### Goal of the exercise
Where a line of the listing below includes the word "class", reproduce that line.

### Stored data

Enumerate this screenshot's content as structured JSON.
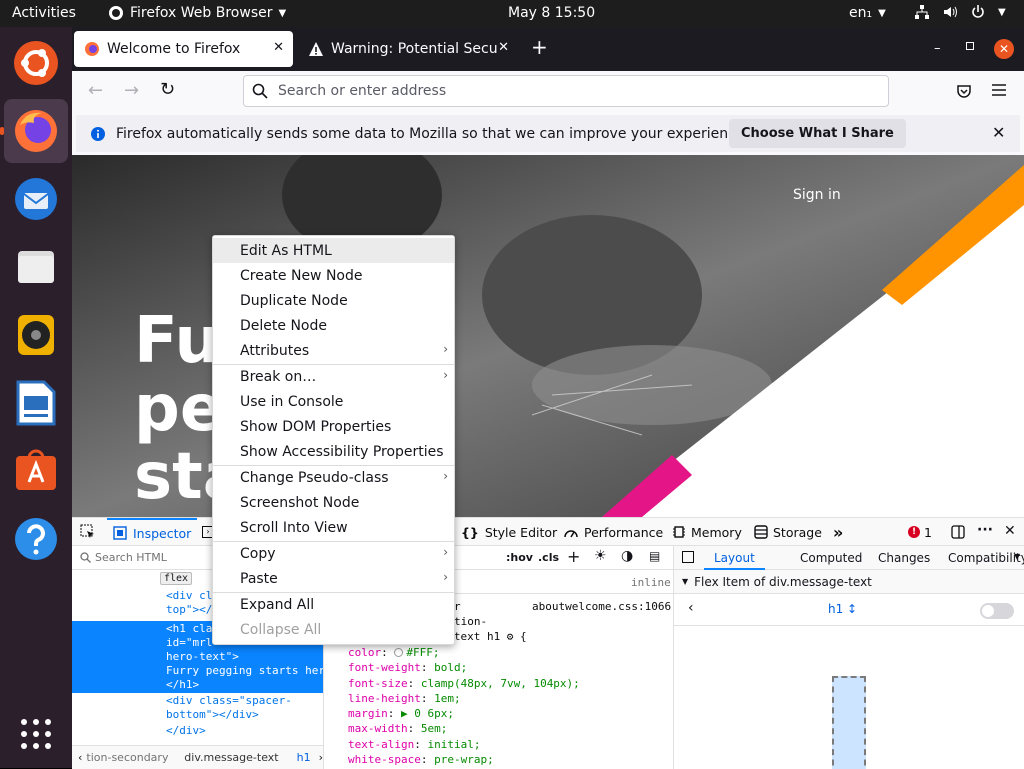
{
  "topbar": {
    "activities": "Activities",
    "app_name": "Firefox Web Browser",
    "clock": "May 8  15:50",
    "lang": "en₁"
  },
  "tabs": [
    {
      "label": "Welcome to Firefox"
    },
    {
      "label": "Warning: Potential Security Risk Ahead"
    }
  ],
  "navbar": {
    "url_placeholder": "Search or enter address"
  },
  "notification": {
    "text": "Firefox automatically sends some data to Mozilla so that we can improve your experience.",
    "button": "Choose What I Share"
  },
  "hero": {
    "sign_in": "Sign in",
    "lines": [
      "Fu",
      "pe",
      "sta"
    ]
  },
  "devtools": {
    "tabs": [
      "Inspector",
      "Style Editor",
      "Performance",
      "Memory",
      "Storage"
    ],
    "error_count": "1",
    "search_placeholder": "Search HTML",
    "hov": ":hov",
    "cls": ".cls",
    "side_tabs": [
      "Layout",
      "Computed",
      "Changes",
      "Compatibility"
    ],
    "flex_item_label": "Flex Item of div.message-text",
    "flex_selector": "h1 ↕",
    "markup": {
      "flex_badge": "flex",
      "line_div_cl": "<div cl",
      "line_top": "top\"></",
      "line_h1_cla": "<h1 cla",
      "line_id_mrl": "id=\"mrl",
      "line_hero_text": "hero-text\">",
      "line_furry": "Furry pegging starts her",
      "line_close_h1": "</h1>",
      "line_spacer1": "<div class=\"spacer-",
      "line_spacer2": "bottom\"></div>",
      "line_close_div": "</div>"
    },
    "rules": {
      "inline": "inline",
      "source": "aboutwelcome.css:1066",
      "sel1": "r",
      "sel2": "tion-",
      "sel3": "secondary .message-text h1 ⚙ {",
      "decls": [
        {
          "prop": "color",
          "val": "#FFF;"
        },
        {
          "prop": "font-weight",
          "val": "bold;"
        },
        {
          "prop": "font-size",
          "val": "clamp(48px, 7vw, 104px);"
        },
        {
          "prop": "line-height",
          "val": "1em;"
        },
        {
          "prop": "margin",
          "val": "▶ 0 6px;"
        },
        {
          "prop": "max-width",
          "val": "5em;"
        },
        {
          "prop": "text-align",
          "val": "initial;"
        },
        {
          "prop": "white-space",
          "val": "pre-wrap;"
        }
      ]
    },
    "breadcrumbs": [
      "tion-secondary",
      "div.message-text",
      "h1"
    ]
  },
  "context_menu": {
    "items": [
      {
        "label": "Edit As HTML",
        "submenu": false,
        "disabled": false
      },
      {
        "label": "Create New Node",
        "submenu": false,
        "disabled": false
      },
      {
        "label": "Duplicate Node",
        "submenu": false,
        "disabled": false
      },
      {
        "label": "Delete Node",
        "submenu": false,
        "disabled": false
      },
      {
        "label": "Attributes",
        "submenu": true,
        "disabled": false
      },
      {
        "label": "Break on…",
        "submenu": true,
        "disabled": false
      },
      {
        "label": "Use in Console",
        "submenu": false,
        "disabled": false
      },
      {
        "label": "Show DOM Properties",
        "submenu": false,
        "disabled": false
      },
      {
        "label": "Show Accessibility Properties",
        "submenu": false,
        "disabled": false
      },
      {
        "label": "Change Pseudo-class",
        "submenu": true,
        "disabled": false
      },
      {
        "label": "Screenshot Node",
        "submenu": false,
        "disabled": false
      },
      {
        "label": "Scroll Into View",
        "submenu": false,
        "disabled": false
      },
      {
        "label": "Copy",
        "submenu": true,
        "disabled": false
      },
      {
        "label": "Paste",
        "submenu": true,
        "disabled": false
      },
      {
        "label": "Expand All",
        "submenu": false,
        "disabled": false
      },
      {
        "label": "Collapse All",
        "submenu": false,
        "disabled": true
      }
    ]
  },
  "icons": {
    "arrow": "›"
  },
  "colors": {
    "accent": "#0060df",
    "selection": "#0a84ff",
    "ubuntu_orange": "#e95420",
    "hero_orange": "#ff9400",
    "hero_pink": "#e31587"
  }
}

### Output for this exercise
      "line_spacer1": "<div class=\"spacer-",
        "label": "Change Pseudo-class",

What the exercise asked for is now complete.